◆ **STATED GOAL 1**: In the Birdsell family history, what position did John Comly hold at the St. Joseph County Savings Bank?
◆ **STATED GOAL 2**: Carry the Birdsell family history forward from its last sentence.

◆ **DOCUMENT**:
:::::
With Ben assuming primary leadership of the family business, John Comly remarried in June 1879, taking as his wife Mrs. Susan Snelling of Boston.  The following year, the newlyweds spent 15 months on a grand tour of Europe, Egypt and the Holy Land.  While continuing to hold the office of president of Birdsell Manufacturing, John Comly turned his attention to the affairs of the First Methodist Church, the Masonic Order and the community.  He helped organize and served as president of the St. Joseph County Savings Bank.  A strong supporter of the temperance movement, he was elected in 1885 to the South Bend Water Works Board of Trustees on the Prohibition Party ticket, with endorsement by the Democratic Party despite his traditional Republican Party affiliation.

 

Ben had remarried on October 4, 1876.  His bride was Olive Tarbell, 20, daughter of Mr. and Mrs. William Tarbell.  The Tarbells came to St. Joseph County from Ohio and resided on Wayne Street west of St. Joseph Street near the homes of John Comly and Ben and the new Birdsell factory.  Ben and Olive had two daughters, Maude, born in 1881, and Geraldine, born on February 15, 1891.

 

Jed, John Comly’s youngest son, married Katherine E. Baker on November 22, 1882.  Kate Baker was the daughter of Mr. and Mrs. George W. Baker.  Baker was secretary of the South Bend Chilled Plow Company.  A daughter Bessie Earle (Betty) was born to Kate and Jed on November 2, 1883.  Two years later, on November 9, a son was born.  The infant died the following day and the mother, four days later.
:::::
◆ **STORED ROWS**:

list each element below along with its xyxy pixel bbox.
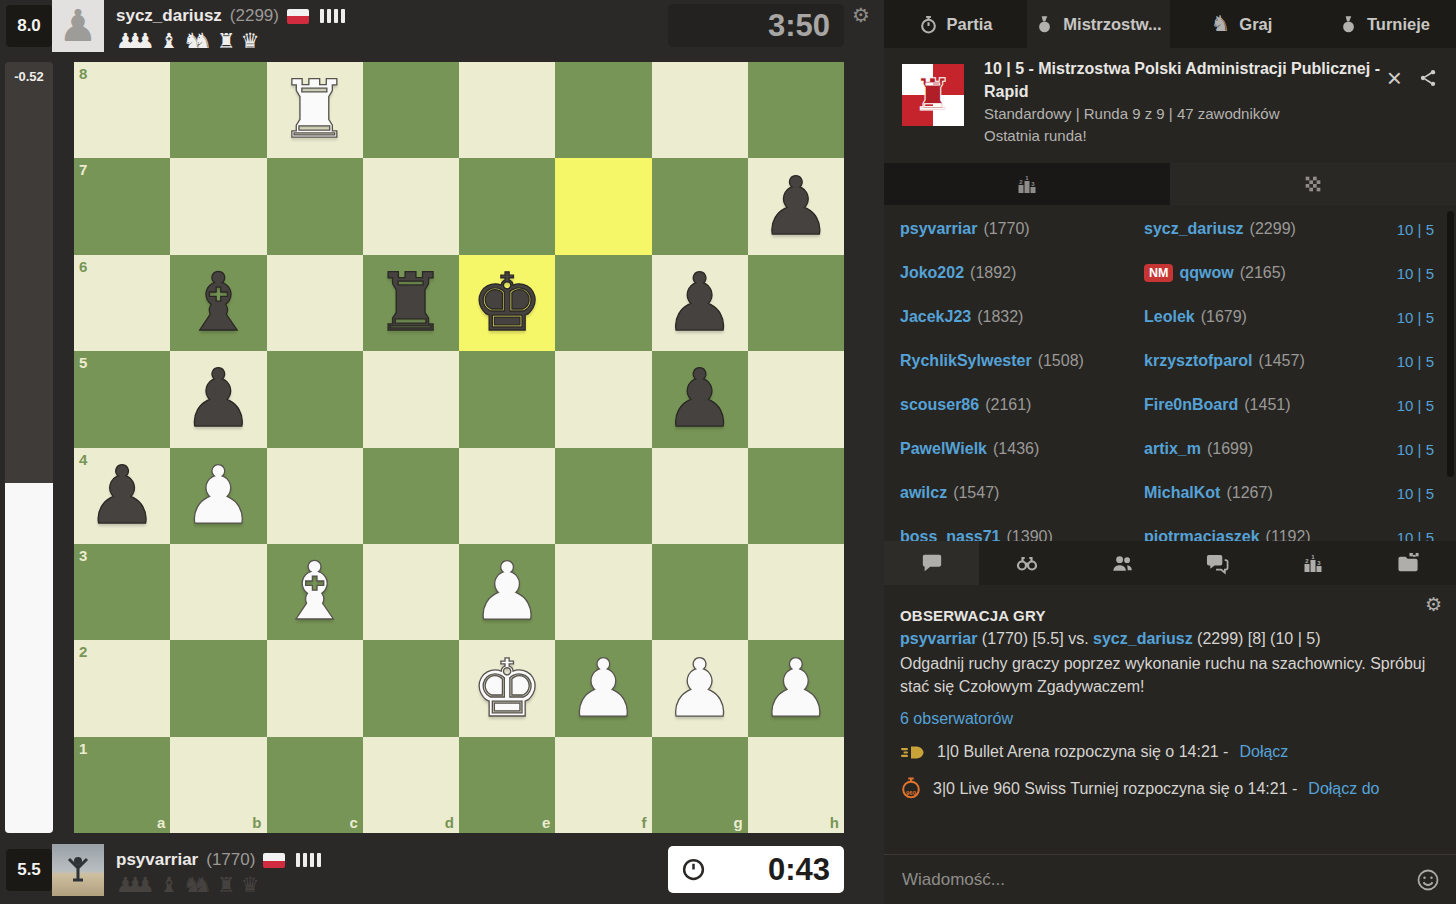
svg-text:1: 1 [1311, 554, 1315, 560]
time-control: 10 | 5 [1397, 353, 1434, 370]
nm-title-badge: NM [1144, 264, 1173, 282]
pairing-row[interactable]: boss_nass71(1390)piotrmaciaszek(1192)10 … [884, 515, 1456, 541]
default-avatar-pawn-icon: ♟ [58, 4, 97, 48]
pairing-row[interactable]: scouser86(2161)Fire0nBoard(1451)10 | 5 [884, 383, 1456, 427]
active-clock-icon [681, 857, 706, 882]
top-player-avatar[interactable]: ♟ [52, 0, 104, 52]
black-pawn[interactable]: ♟ [760, 167, 832, 247]
observation-heading: OBSERWACJA GRY [900, 607, 1440, 624]
tab-standings[interactable]: 2 1 3 [1265, 541, 1360, 585]
poland-flag-icon [263, 853, 285, 868]
tab-chat-rooms[interactable] [1170, 541, 1265, 585]
player-rating: (1892) [970, 264, 1016, 282]
rank-label: 8 [79, 65, 87, 82]
white-rook[interactable]: ♜ [279, 70, 351, 150]
square-a1[interactable]: 1a [74, 737, 170, 833]
rank-label: 3 [79, 547, 87, 564]
rank-label: 7 [79, 161, 87, 178]
tab-label: Partia [947, 15, 993, 34]
square-g8[interactable] [652, 62, 748, 158]
square-d7[interactable] [363, 158, 459, 254]
player-link[interactable]: qqwow [1179, 264, 1233, 282]
tab-archive[interactable] [1361, 541, 1456, 585]
square-c5[interactable] [267, 351, 363, 447]
player-rating: (2161) [985, 396, 1031, 414]
binoculars-icon [1015, 551, 1039, 575]
stopwatch-960-icon: 960 [900, 776, 922, 801]
sidebar: Partia Mistrzostw... ♞ Graj Turnieje ♜ 1… [884, 0, 1456, 904]
square-h4[interactable] [748, 448, 844, 544]
player-link[interactable]: JacekJ23 [900, 308, 971, 326]
square-d8[interactable] [363, 62, 459, 158]
tab-graj[interactable]: ♞ Graj [1170, 0, 1313, 48]
black-score: [8] [1248, 630, 1266, 647]
player-link[interactable]: artix_m [1144, 440, 1201, 458]
square-h5[interactable] [748, 351, 844, 447]
podium-icon: 2 1 3 [1301, 551, 1325, 575]
square-f3[interactable] [555, 544, 651, 640]
square-a6[interactable]: 6 [74, 255, 170, 351]
black-pawn[interactable]: ♟ [664, 359, 736, 439]
medal-icon [1035, 15, 1054, 34]
square-f4[interactable] [555, 448, 651, 544]
svg-text:2: 2 [1305, 558, 1309, 564]
white-rating: (1770) [982, 630, 1028, 647]
player-rating: (1436) [993, 440, 1039, 458]
time-control: 10 | 5 [1397, 309, 1434, 326]
square-d2[interactable] [363, 640, 459, 736]
player-link[interactable]: RychlikSylwester [900, 352, 1032, 370]
message-input[interactable] [900, 869, 1406, 891]
tab-label: Mistrzostw... [1063, 15, 1161, 34]
square-a2[interactable]: 2 [74, 640, 170, 736]
panel-settings-gear-icon[interactable]: ⚙ [1425, 593, 1442, 615]
square-g4[interactable] [652, 448, 748, 544]
announcement-live960: 960 3|0 Live 960 Swiss Turniej rozpoczyn… [900, 776, 1440, 801]
announcement-text: 1|0 Bullet Arena rozpoczyna się o 14:21 … [937, 743, 1228, 761]
square-c6[interactable] [267, 255, 363, 351]
tournament-header-actions: × [1387, 68, 1438, 88]
white-pawn[interactable]: ♟ [183, 456, 255, 536]
bottom-player-score: 5.5 [6, 849, 52, 891]
black-rook[interactable]: ♜ [375, 263, 447, 343]
square-b8[interactable] [170, 62, 266, 158]
square-g2[interactable]: ♟ [652, 640, 748, 736]
square-h2[interactable]: ♟ [748, 640, 844, 736]
square-d3[interactable] [363, 544, 459, 640]
player-link[interactable]: boss_nass71 [900, 528, 1001, 541]
close-icon[interactable]: × [1387, 68, 1402, 88]
bottom-player-rating: (1770) [206, 850, 255, 870]
player-rating: (1451) [1244, 396, 1290, 414]
pairing-row[interactable]: psyvarriar(1770)sycz_dariusz(2299)10 | 5 [884, 207, 1456, 251]
tournament-status: Ostatnia runda! [984, 125, 1394, 147]
square-g6[interactable]: ♟ [652, 255, 748, 351]
square-e7[interactable] [459, 158, 555, 254]
player-link[interactable]: awilcz [900, 484, 947, 502]
rank-label: 6 [79, 258, 87, 275]
top-player-info: sycz_dariusz (2299) [116, 4, 345, 28]
square-e8[interactable] [459, 62, 555, 158]
rank-label: 5 [79, 354, 87, 371]
tournament-info: 10 | 5 - Mistrzostwa Polski Administracj… [984, 57, 1394, 147]
square-a3[interactable]: 3 [74, 544, 170, 640]
player-link[interactable]: psyvarriar [900, 220, 977, 238]
square-e1[interactable]: e [459, 737, 555, 833]
top-player-name[interactable]: sycz_dariusz [116, 6, 222, 26]
pairing-row[interactable]: Joko202(1892)NMqqwow(2165)10 | 5 [884, 251, 1456, 295]
captured-rook-icon: ♜ [217, 31, 236, 52]
bottom-player-name[interactable]: psyvarriar [116, 850, 198, 870]
bottom-panel-tabs: 2 1 3 [884, 541, 1456, 585]
time-control: (10 | 5) [1270, 630, 1320, 647]
rook-logo-icon: ♜ [913, 73, 952, 117]
square-f1[interactable]: f [555, 737, 651, 833]
stopwatch-icon [919, 15, 938, 34]
captured-bishop-icon: ♝ [159, 875, 178, 896]
time-control: 10 | 5 [1397, 529, 1434, 542]
tab-game-chat[interactable] [884, 541, 979, 585]
square-f8[interactable] [555, 62, 651, 158]
connection-signal-icon [320, 9, 345, 23]
black-pawn[interactable]: ♟ [664, 263, 736, 343]
square-b7[interactable] [170, 158, 266, 254]
podium-icon: 2 1 3 [1015, 172, 1039, 196]
player-link[interactable]: Fire0nBoard [1144, 396, 1238, 414]
square-b1[interactable]: b [170, 737, 266, 833]
captured-knight-icon: ♞ [193, 31, 212, 52]
player-link[interactable]: scouser86 [900, 396, 979, 414]
evaluation-value: -0.52 [5, 69, 53, 84]
square-b6[interactable]: ♝ [170, 255, 266, 351]
square-a7[interactable]: 7 [74, 158, 170, 254]
file-label: a [157, 814, 165, 831]
evaluation-bar: -0.52 [5, 62, 53, 833]
captured-bishop-icon: ♝ [159, 31, 178, 52]
connection-signal-icon [296, 853, 321, 867]
message-bar [884, 854, 1456, 904]
pairing-row[interactable]: RychlikSylwester(1508)krzysztofparol(145… [884, 339, 1456, 383]
square-b2[interactable] [170, 640, 266, 736]
emoji-smiley-icon[interactable] [1416, 868, 1440, 892]
svg-text:960: 960 [906, 790, 917, 796]
player-link[interactable]: PawelWielk [900, 440, 987, 458]
captured-rook-icon: ♜ [217, 875, 236, 896]
white-bishop[interactable]: ♝ [279, 552, 351, 632]
top-player-captured-pieces: ♟♟♟♝♞♞♜♛ [116, 30, 260, 52]
player-link[interactable]: Joko202 [900, 264, 964, 282]
square-a5[interactable]: 5 [74, 351, 170, 447]
tournament-details: Standardowy | Runda 9 z 9 | 47 zawodnikó… [984, 103, 1394, 125]
player-rating: (1832) [977, 308, 1023, 326]
observation-panel: ⚙ OBSERWACJA GRY psyvarriar (1770) [5.5]… [884, 585, 1456, 854]
tab-label: Graj [1239, 15, 1272, 34]
observation-match-line: psyvarriar (1770) [5.5] vs. sycz_dariusz… [900, 627, 1440, 650]
svg-text:3: 3 [1031, 181, 1035, 187]
top-player-score: 8.0 [6, 5, 52, 47]
black-player-link[interactable]: sycz_dariusz [1093, 630, 1193, 647]
square-c8[interactable]: ♜ [267, 62, 363, 158]
player-rating: (1192) [1266, 528, 1311, 541]
player-link[interactable]: sycz_dariusz [1144, 220, 1244, 238]
square-c7[interactable] [267, 158, 363, 254]
black-king[interactable]: ♚ [471, 263, 543, 343]
bullet-icon [900, 744, 926, 761]
white-king[interactable]: ♚ [471, 649, 543, 729]
eval-white-portion [5, 483, 53, 833]
file-label: c [349, 814, 357, 831]
square-c3[interactable]: ♝ [267, 544, 363, 640]
bottom-player-captured-pieces: ♟♟♟♝♞♞♜♛ [116, 874, 260, 896]
captured-pawn-icon: ♟ [136, 875, 155, 896]
square-d1[interactable]: d [363, 737, 459, 833]
captured-knight-icon: ♞ [193, 875, 212, 896]
announcement-bullet-arena: 1|0 Bullet Arena rozpoczyna się o 14:21 … [900, 743, 1440, 761]
square-a4[interactable]: 4♟ [74, 448, 170, 544]
time-control: 10 | 5 [1397, 397, 1434, 414]
pairings-list: psyvarriar(1770)sycz_dariusz(2299)10 | 5… [884, 205, 1456, 541]
square-h6[interactable] [748, 255, 844, 351]
rank-label: 2 [79, 643, 87, 660]
tab-label: Turnieje [1367, 15, 1430, 34]
square-e3[interactable]: ♟ [459, 544, 555, 640]
square-h1[interactable]: h [748, 737, 844, 833]
square-b4[interactable]: ♟ [170, 448, 266, 544]
square-e2[interactable]: ♚ [459, 640, 555, 736]
player-rating: (1457) [1258, 352, 1304, 370]
captured-pawn-icon: ♟ [136, 31, 155, 52]
square-f7[interactable] [555, 158, 651, 254]
pairing-row[interactable]: awilcz(1547)MichalKot(1267)10 | 5 [884, 471, 1456, 515]
player-link[interactable]: MichalKot [1144, 484, 1220, 502]
file-label: g [734, 814, 743, 831]
white-pawn[interactable]: ♟ [568, 649, 640, 729]
player-rating: (1547) [953, 484, 999, 502]
observation-description: Odgadnij ruchy graczy poprzez wykonanie … [900, 652, 1440, 698]
poland-flag-icon [287, 9, 309, 24]
time-control: 10 | 5 [1397, 485, 1434, 502]
player-rating: (1679) [1201, 308, 1247, 326]
square-h8[interactable] [748, 62, 844, 158]
square-b3[interactable] [170, 544, 266, 640]
white-pawn[interactable]: ♟ [664, 649, 736, 729]
white-player-link[interactable]: psyvarriar [900, 630, 977, 647]
top-player-clock: 3:50 [668, 4, 844, 47]
subtab-games[interactable] [1170, 163, 1456, 205]
white-pawn[interactable]: ♟ [471, 552, 543, 632]
player-rating: (1770) [983, 220, 1029, 238]
app: { "game": "chess", "position": { "fen": … [0, 0, 1456, 904]
file-label: f [642, 814, 647, 831]
black-pawn[interactable]: ♟ [86, 456, 158, 536]
white-pawn[interactable]: ♟ [760, 649, 832, 729]
time-control: 10 | 5 [1397, 441, 1434, 458]
square-e5[interactable] [459, 351, 555, 447]
square-c4[interactable] [267, 448, 363, 544]
time-control: 10 | 5 [1397, 265, 1434, 282]
join-link[interactable]: Dołącz do [1308, 780, 1379, 798]
square-e4[interactable] [459, 448, 555, 544]
chats-icon [1206, 552, 1229, 575]
square-a8[interactable]: 8 [74, 62, 170, 158]
tab-players[interactable] [1075, 541, 1170, 585]
file-label: d [445, 814, 454, 831]
subtab-standings[interactable]: 2 1 3 [884, 163, 1170, 205]
top-player-rating: (2299) [230, 6, 279, 26]
svg-text:3: 3 [1317, 560, 1321, 566]
tournament-subtabs: 2 1 3 [884, 163, 1456, 205]
captured-queen-icon: ♛ [241, 875, 260, 896]
black-bishop[interactable]: ♝ [183, 263, 255, 343]
svg-text:1: 1 [1025, 175, 1029, 181]
rank-label: 4 [79, 451, 87, 468]
player-rating: (1267) [1226, 484, 1272, 502]
square-g7[interactable] [652, 158, 748, 254]
square-c1[interactable]: c [267, 737, 363, 833]
square-f6[interactable] [555, 255, 651, 351]
rank-label: 1 [79, 740, 87, 757]
tab-observers[interactable] [979, 541, 1074, 585]
square-h3[interactable] [748, 544, 844, 640]
file-label: b [252, 814, 261, 831]
scrollbar-thumb[interactable] [1447, 211, 1454, 477]
avatar-person-photo [52, 844, 104, 896]
join-link[interactable]: Dołącz [1239, 743, 1288, 761]
square-d5[interactable] [363, 351, 459, 447]
pairing-row[interactable]: PawelWielk(1436)artix_m(1699)10 | 5 [884, 427, 1456, 471]
square-d4[interactable] [363, 448, 459, 544]
player-rating: (1390) [1007, 528, 1053, 541]
square-g3[interactable] [652, 544, 748, 640]
player-rating: (1508) [1038, 352, 1084, 370]
folder-flag-icon [1397, 552, 1420, 575]
tournament-title[interactable]: 10 | 5 - Mistrzostwa Polski Administracj… [984, 57, 1394, 103]
player-link[interactable]: piotrmaciaszek [1144, 528, 1260, 541]
svg-text:2: 2 [1019, 179, 1023, 185]
knight-icon: ♞ [1211, 13, 1231, 35]
square-g5[interactable]: ♟ [652, 351, 748, 447]
trophy-icon [1339, 15, 1358, 34]
vs-label: vs. [1068, 630, 1088, 647]
bottom-player-info: psyvarriar (1770) [116, 848, 321, 872]
pairing-row[interactable]: JacekJ23(1832)Leolek(1679)10 | 5 [884, 295, 1456, 339]
white-score: [5.5] [1033, 630, 1064, 647]
observers-link[interactable]: 6 obserwatorów [900, 710, 1013, 727]
square-g1[interactable]: g [652, 737, 748, 833]
chess-board: 8♜7♟6♝♜♚♟5♟♟4♟♟3♝♟2♚♟♟♟1abcdefgh [74, 62, 844, 833]
square-h7[interactable]: ♟ [748, 158, 844, 254]
tournament-header: ♜ 10 | 5 - Mistrzostwa Polski Administra… [884, 48, 1456, 163]
chat-bubble-icon [921, 552, 943, 574]
player-link[interactable]: krzysztofparol [1144, 352, 1252, 370]
time-control: 10 | 5 [1397, 221, 1434, 238]
player-rating: (2299) [1250, 220, 1296, 238]
bottom-player-avatar[interactable] [52, 844, 104, 896]
black-rating: (2299) [1197, 630, 1243, 647]
share-icon[interactable] [1418, 68, 1438, 88]
captured-queen-icon: ♛ [241, 31, 260, 52]
tournament-logo: ♜ [902, 64, 964, 126]
tab-partia[interactable]: Partia [884, 0, 1027, 48]
player-rating: (2165) [1240, 264, 1286, 282]
bottom-player-clock: 0:43 [668, 846, 844, 893]
file-label: h [830, 814, 839, 831]
square-f2[interactable]: ♟ [555, 640, 651, 736]
player-rating: (1699) [1207, 440, 1253, 458]
board-settings-gear-icon[interactable]: ⚙ [852, 3, 870, 27]
square-f5[interactable] [555, 351, 651, 447]
users-icon [1111, 552, 1134, 575]
announcement-text: 3|0 Live 960 Swiss Turniej rozpoczyna si… [933, 780, 1297, 798]
black-pawn[interactable]: ♟ [183, 359, 255, 439]
file-label: e [542, 814, 550, 831]
player-link[interactable]: Leolek [1144, 308, 1195, 326]
checkerboard-icon [1302, 173, 1324, 195]
top-clock-time: 3:50 [768, 8, 830, 44]
square-b5[interactable]: ♟ [170, 351, 266, 447]
square-d6[interactable]: ♜ [363, 255, 459, 351]
bottom-clock-time: 0:43 [768, 852, 830, 888]
sidebar-top-tabs: Partia Mistrzostw... ♞ Graj Turnieje [884, 0, 1456, 48]
tab-turnieje[interactable]: Turnieje [1313, 0, 1456, 48]
tab-mistrzostwa[interactable]: Mistrzostw... [1027, 0, 1170, 48]
square-e6[interactable]: ♚ [459, 255, 555, 351]
square-c2[interactable] [267, 640, 363, 736]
:::::
◆ **EXPECTED OUTPUT 1**: He served as its president, having helped organize it.

◆ **EXPECTED OUTPUT 2**:
Birdsell farm wagonThe huller business protected by the new patents flourished in the 1880s, and the company began manufacture of a successful line of farm and freight wagons.  Factory space was nearly doubled with construction of more buildings on the east side of Columbia Street for the manufacture of a line of carriages.  The new buildings were three stories and connected to the older four-story buildings on the west side of Columbia by two bridges over the street.  Offices were remodeled in hardwoods and decorated with frescoes and marble mantels.  Two Corliss steam engines provided power for the machinery, and the plant boasted its own electric light generating plant and automatic sprinkling system for fire protection.  The expanded factory contained about 500,000 square feet of manufacturing, warehousing and office floor space.  Lumber sheds and added warehouses took up another 250,000 square feet of floor space along the former Southern Michigan and Northern Indiana, now the Lake Shore, Railroad three blocks to the south, giving Birdsell the ability to ship directly by rail on both the Lake Shore and the Grand Trunk rail lines.

 

An “elegant repository” for the sale of the new line of carriages was opened on Wabash Avenue in Chicago. Father and sons celebrated the new plant, and the prosperity which had eluded them for many years, with an elaborate reception the evening of March 12, 1890.  A thousand local guests and many from out-of-town joined them in “a shop-warming.”  Guests were greeted by arc lights suspended across Columbia Street and uniformed servants escorting them from the carriages to a “great reception hall” on the second floor of the newest building.  There were massed floral displays and a centerpiece featuring the letter “B.”  There was dancing to a 13-piece orchestra led by the city’s most prominent musician, Lorenz Elbel, and two “callers.”  Supper was served in a separate dining room, with guests seated in relays of 200.  Ben and Olive, Byron and Evelyn, Jed and his niece Florence, and Horace and his cousin, Libbie, received the guests, who represented the industrial and social élite of the community.  The climax was the “surprise” appearance of John Comly, who arrived that evening on the Lake Shore train from the east.

 

“Thought to be in New York and crippled with rheumatism,” John Comly was alone; his wife Susan was reported to have been too sick to attend. John Comly had little more than four years to live after the shop warming.  He died at age 79 on July 13, 1894 while he and Susan were visiting friends, Lyman C. and Flora Egbert, in New Carlisle 15 miles west of South Bend.  He had suffered a paralyzing stroke, and his 3 sons and Varnum’s wife, Emma, and daughter, Florence, were with Susan at his bedside when death came in the early morning.

 

The body was brought to 315 North Main Street, a new home to which the elder Birdsell had recently moved.  After services at the First Methodist Church, John Comly was buried in South Bend’s City Cemetery.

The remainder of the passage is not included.